**Stated task**
From the data that follows, copy every line holding the string "JSON".

=-=-=-=-=

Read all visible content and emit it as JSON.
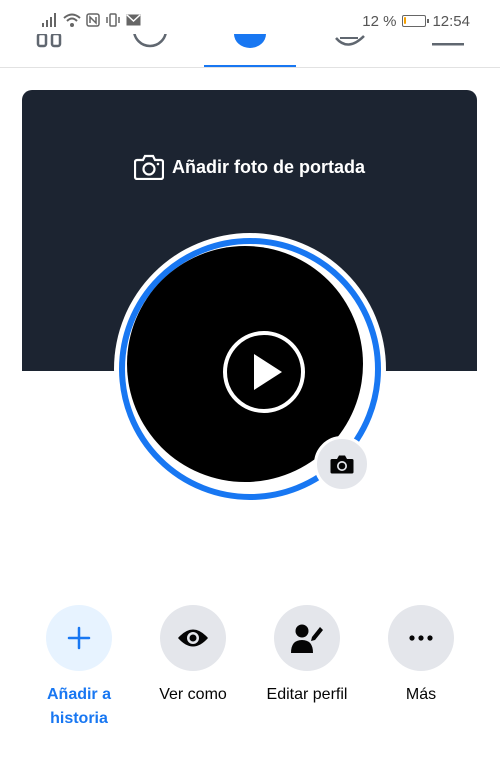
{
  "status_bar": {
    "battery_percent": "12 %",
    "battery_level": 0.12,
    "time": "12:54",
    "icons": [
      "signal-icon",
      "wifi-icon",
      "nfc-icon",
      "vibrate-icon",
      "mail-icon"
    ]
  },
  "nav": {
    "tabs": [
      "home-icon",
      "profile-icon",
      "watch-icon",
      "notifications-icon",
      "menu-icon"
    ],
    "active_index": 2
  },
  "cover": {
    "add_cover_label": "Añadir foto de portada"
  },
  "profile": {
    "ring_color": "#1877f2"
  },
  "actions": [
    {
      "label": "Añadir a historia",
      "icon": "plus-icon",
      "primary": true
    },
    {
      "label": "Ver como",
      "icon": "eye-icon",
      "primary": false
    },
    {
      "label": "Editar perfil",
      "icon": "edit-profile-icon",
      "primary": false
    },
    {
      "label": "Más",
      "icon": "more-icon",
      "primary": false
    }
  ],
  "colors": {
    "accent": "#1877f2",
    "cover_bg": "#1c2431",
    "button_bg": "#e4e6eb",
    "primary_button_bg": "#e7f3ff",
    "battery": "#f5a000"
  }
}
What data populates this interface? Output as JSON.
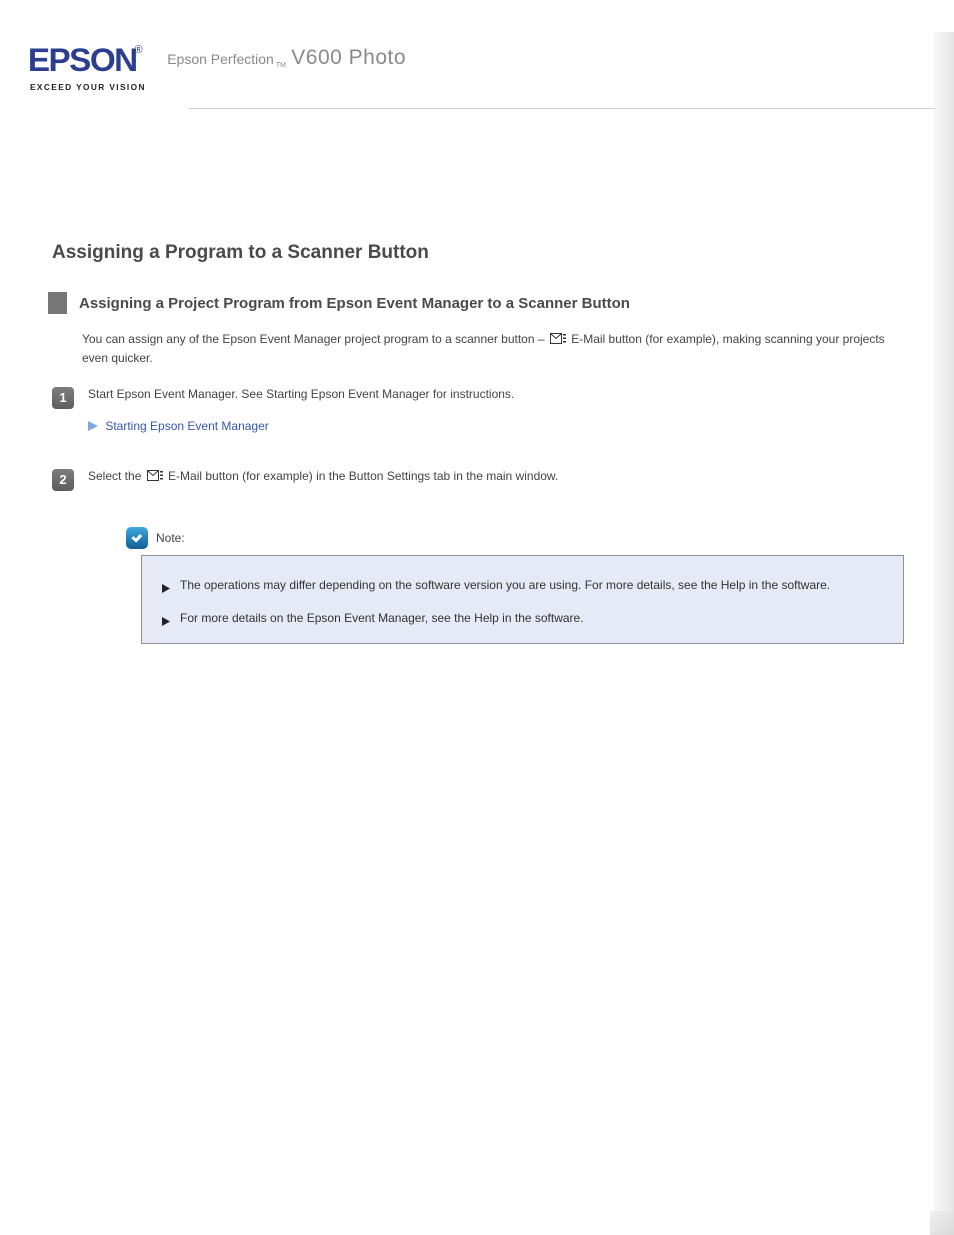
{
  "header": {
    "logo_text": "EPSON",
    "tagline": "EXCEED YOUR VISION",
    "product_prefix": "Epson Perfection",
    "product_tm": "TM",
    "product_model": "V600 Photo"
  },
  "page_title": "Assigning a Program to a Scanner Button",
  "section": {
    "heading": "Assigning a Project Program from Epson Event Manager to a Scanner Button",
    "intro_1": "You can assign any of the Epson Event Manager project program to a scanner button – ",
    "intro_2_after_icon": " E-Mail button (for example), making scanning your projects even quicker."
  },
  "steps": {
    "1": {
      "text_a": "Start Epson Event Manager. See ",
      "link": "Starting Epson Event Manager",
      "text_b": " for instructions."
    },
    "see_also_label": "Starting Epson Event Manager",
    "2": {
      "text_a": "Select the ",
      "icon_name": "mail-icon",
      "text_b": " E-Mail button (for example) in the Button Settings tab in the main window."
    }
  },
  "note": {
    "label": "Note:",
    "items": [
      "The operations may differ depending on the software version you are using. For more details, see the Help in the software.",
      "For more details on the Epson Event Manager, see the Help in the software."
    ]
  }
}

=-=-=-=-=

**Complete response**
Read all visible content and emit it as JSON.
What data populates this interface? Output as JSON.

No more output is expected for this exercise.